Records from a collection
## start

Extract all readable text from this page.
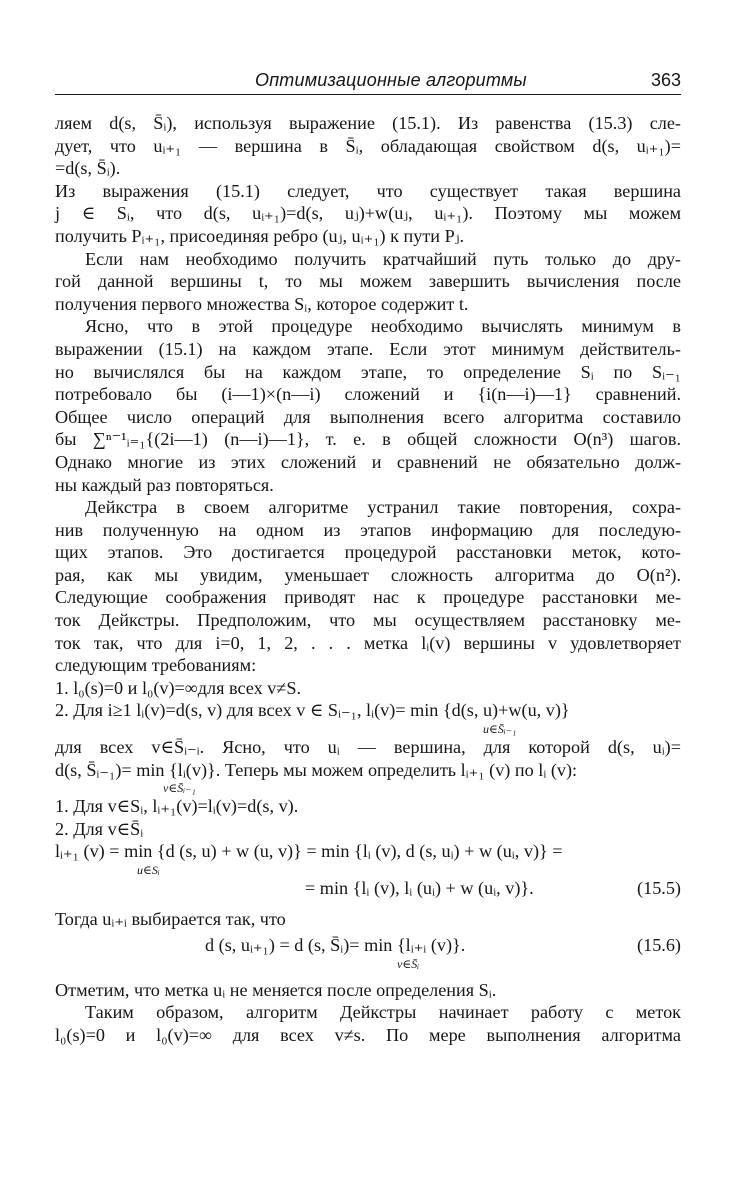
Оптимизационные алгоритмы	363
ляем d(s, S̄ᵢ), используя выражение (15.1). Из равенства (15.3) сле-
дует, что uᵢ₊₁ — вершина в S̄ᵢ, обладающая свойством d(s, uᵢ₊₁)=
=d(s, S̄ᵢ).
Из выражения (15.1) следует, что существует такая вершина
j ∈ Sᵢ, что d(s, uᵢ₊₁)=d(s, uⱼ)+w(uⱼ, uᵢ₊₁). Поэтому мы можем
получить Pᵢ₊₁, присоединяя ребро (uⱼ, uᵢ₊₁) к пути Pⱼ.
Если нам необходимо получить кратчайший путь только до дру-
гой данной вершины t, то мы можем завершить вычисления после
получения первого множества Sᵢ, которое содержит t.
Ясно, что в этой процедуре необходимо вычислять минимум в
выражении (15.1) на каждом этапе. Если этот минимум действитель-
но вычислялся бы на каждом этапе, то определение Sᵢ по Sᵢ₋₁
потребовало бы (i—1)×(n—i) сложений и {i(n—i)—1} сравнений.
Общее число операций для выполнения всего алгоритма составило
бы ∑ⁿ⁻¹ᵢ₌₁{(2i—1) (n—i)—1}, т. е. в общей сложности O(n³) шагов.
Однако многие из этих сложений и сравнений не обязательно долж-
ны каждый раз повторяться.
Дейкстра в своем алгоритме устранил такие повторения, сохра-
нив полученную на одном из этапов информацию для последую-
щих этапов. Это достигается процедурой расстановки меток, кото-
рая, как мы увидим, уменьшает сложность алгоритма до O(n²).
Следующие соображения приводят нас к процедуре расстановки ме-
ток Дейкстры. Предположим, что мы осуществляем расстановку ме-
ток так, что для i=0, 1, 2, . . . метка lᵢ(v) вершины v удовлетворяет
следующим требованиям:
1. l₀(s)=0 и l₀(v)=∞для всех v≠S.
2. Для i≥1 lᵢ(v)=d(s, v) для всех v ∈ Sᵢ₋₁, lᵢ(v)= min {d(s, u)+w(u, v)}
u∈S̄ᵢ₋₁
для всех v∈S̄ᵢ₋ᵢ. Ясно, что uᵢ — вершина, для которой d(s, uᵢ)=
d(s, S̄ᵢ₋₁)= min {lᵢ(v)}. Теперь мы можем определить lᵢ₊₁ (v) по lᵢ (v):
v∈S̄ᵢ₋₁
1. Для v∈Sᵢ, lᵢ₊₁(v)=lᵢ(v)=d(s, v).
2. Для v∈S̄ᵢ
lᵢ₊₁ (v) = min {d (s, u) + w (u, v)} = min {lᵢ (v), d (s, uᵢ) + w (uᵢ, v)} =
u∈Sᵢ
= min {lᵢ (v), lᵢ (uᵢ) + w (uᵢ, v)}.	(15.5)
Тогда uᵢ₊ᵢ выбирается так, что
d (s, uᵢ₊₁) = d (s, S̄ᵢ)= min {lᵢ₊ᵢ (v)}.	(15.6)
v∈S̄ᵢ
Отметим, что метка uᵢ не меняется после определения Sᵢ.
Таким образом, алгоритм Дейкстры начинает работу с меток
l₀(s)=0 и l₀(v)=∞ для всех v≠s. По мере выполнения алгоритма
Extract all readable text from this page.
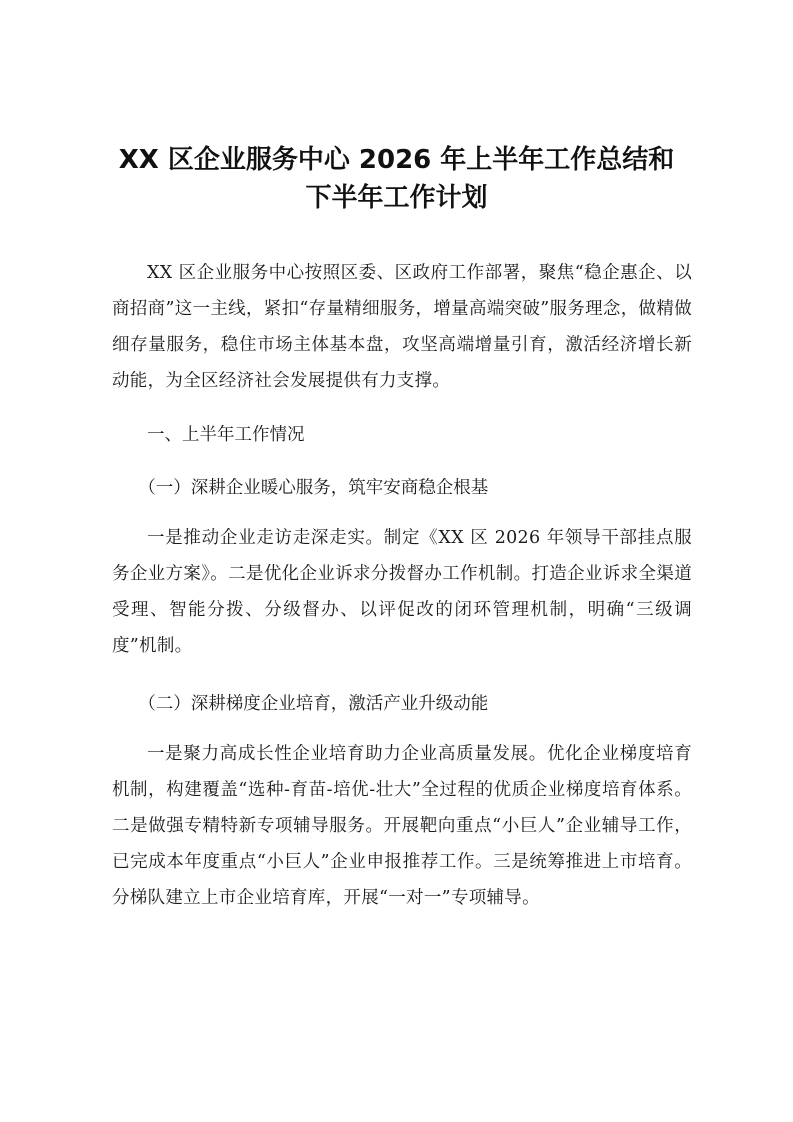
XX 区企业服务中心 2026 年上半年工作总结和
下半年工作计划

XX 区企业服务中心按照区委、区政府工作部署，聚焦“稳企惠企、以商招商”这一主线，紧扣“存量精细服务，增量高端突破”服务理念，做精做细存量服务，稳住市场主体基本盘，攻坚高端增量引育，激活经济增长新动能，为全区经济社会发展提供有力支撑。

一、上半年工作情况

（一）深耕企业暖心服务，筑牢安商稳企根基

一是推动企业走访走深走实。制定《XX 区 2026 年领导干部挂点服务企业方案》。二是优化企业诉求分拨督办工作机制。打造企业诉求全渠道受理、智能分拨、分级督办、以评促改的闭环管理机制，明确“三级调度”机制。

（二）深耕梯度企业培育，激活产业升级动能

一是聚力高成长性企业培育助力企业高质量发展。优化企业梯度培育机制，构建覆盖“选种-育苗-培优-壮大”全过程的优质企业梯度培育体系。二是做强专精特新专项辅导服务。开展靶向重点“小巨人”企业辅导工作，已完成本年度重点“小巨人”企业申报推荐工作。三是统筹推进上市培育。分梯队建立上市企业培育库，开展“一对一”专项辅导。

## end

### EXERCISE PROMPT
Apart from the pictures, the entries above are to be repeated in full and exactly.

### SOLUTION TO THIS PROBLEM
Extract all readable text from this page.
Оптимизационные алгоритмы	363
ляем d(s, S̄ᵢ), используя выражение (15.1). Из равенства (15.3) сле-
дует, что uᵢ₊₁ — вершина в S̄ᵢ, обладающая свойством d(s, uᵢ₊₁)=
=d(s, S̄ᵢ).
Из выражения (15.1) следует, что существует такая вершина
j ∈ Sᵢ, что d(s, uᵢ₊₁)=d(s, uⱼ)+w(uⱼ, uᵢ₊₁). Поэтому мы можем
получить Pᵢ₊₁, присоединяя ребро (uⱼ, uᵢ₊₁) к пути Pⱼ.
Если нам необходимо получить кратчайший путь только до дру-
гой данной вершины t, то мы можем завершить вычисления после
получения первого множества Sᵢ, которое содержит t.
Ясно, что в этой процедуре необходимо вычислять минимум в
выражении (15.1) на каждом этапе. Если этот минимум действитель-
но вычислялся бы на каждом этапе, то определение Sᵢ по Sᵢ₋₁
потребовало бы (i—1)×(n—i) сложений и {i(n—i)—1} сравнений.
Общее число операций для выполнения всего алгоритма составило
бы ∑ⁿ⁻¹ᵢ₌₁{(2i—1) (n—i)—1}, т. е. в общей сложности O(n³) шагов.
Однако многие из этих сложений и сравнений не обязательно долж-
ны каждый раз повторяться.
Дейкстра в своем алгоритме устранил такие повторения, сохра-
нив полученную на одном из этапов информацию для последую-
щих этапов. Это достигается процедурой расстановки меток, кото-
рая, как мы увидим, уменьшает сложность алгоритма до O(n²).
Следующие соображения приводят нас к процедуре расстановки ме-
ток Дейкстры. Предположим, что мы осуществляем расстановку ме-
ток так, что для i=0, 1, 2, . . . метка lᵢ(v) вершины v удовлетворяет
следующим требованиям:
1. l₀(s)=0 и l₀(v)=∞для всех v≠S.
2. Для i≥1 lᵢ(v)=d(s, v) для всех v ∈ Sᵢ₋₁, lᵢ(v)= min {d(s, u)+w(u, v)}
u∈S̄ᵢ₋₁
для всех v∈S̄ᵢ₋ᵢ. Ясно, что uᵢ — вершина, для которой d(s, uᵢ)=
d(s, S̄ᵢ₋₁)= min {lᵢ(v)}. Теперь мы можем определить lᵢ₊₁ (v) по lᵢ (v):
v∈S̄ᵢ₋₁
1. Для v∈Sᵢ, lᵢ₊₁(v)=lᵢ(v)=d(s, v).
2. Для v∈S̄ᵢ
lᵢ₊₁ (v) = min {d (s, u) + w (u, v)} = min {lᵢ (v), d (s, uᵢ) + w (uᵢ, v)} =
u∈Sᵢ
= min {lᵢ (v), lᵢ (uᵢ) + w (uᵢ, v)}.	(15.5)
Тогда uᵢ₊ᵢ выбирается так, что
d (s, uᵢ₊₁) = d (s, S̄ᵢ)= min {lᵢ₊ᵢ (v)}.	(15.6)
v∈S̄ᵢ
Отметим, что метка uᵢ не меняется после определения Sᵢ.
Таким образом, алгоритм Дейкстры начинает работу с меток
l₀(s)=0 и l₀(v)=∞ для всех v≠s. По мере выполнения алгоритма
Extract all readable text from this page.
XX 区企业服务中心 2026 年上半年工作总结和
下半年工作计划

XX 区企业服务中心按照区委、区政府工作部署，聚焦“稳企惠企、以商招商”这一主线，紧扣“存量精细服务，增量高端突破”服务理念，做精做细存量服务，稳住市场主体基本盘，攻坚高端增量引育，激活经济增长新动能，为全区经济社会发展提供有力支撑。

一、上半年工作情况

（一）深耕企业暖心服务，筑牢安商稳企根基

一是推动企业走访走深走实。制定《XX 区 2026 年领导干部挂点服务企业方案》。二是优化企业诉求分拨督办工作机制。打造企业诉求全渠道受理、智能分拨、分级督办、以评促改的闭环管理机制，明确“三级调度”机制。

（二）深耕梯度企业培育，激活产业升级动能

一是聚力高成长性企业培育助力企业高质量发展。优化企业梯度培育机制，构建覆盖“选种-育苗-培优-壮大”全过程的优质企业梯度培育体系。二是做强专精特新专项辅导服务。开展靶向重点“小巨人”企业辅导工作，已完成本年度重点“小巨人”企业申报推荐工作。三是统筹推进上市培育。分梯队建立上市企业培育库，开展“一对一”专项辅导。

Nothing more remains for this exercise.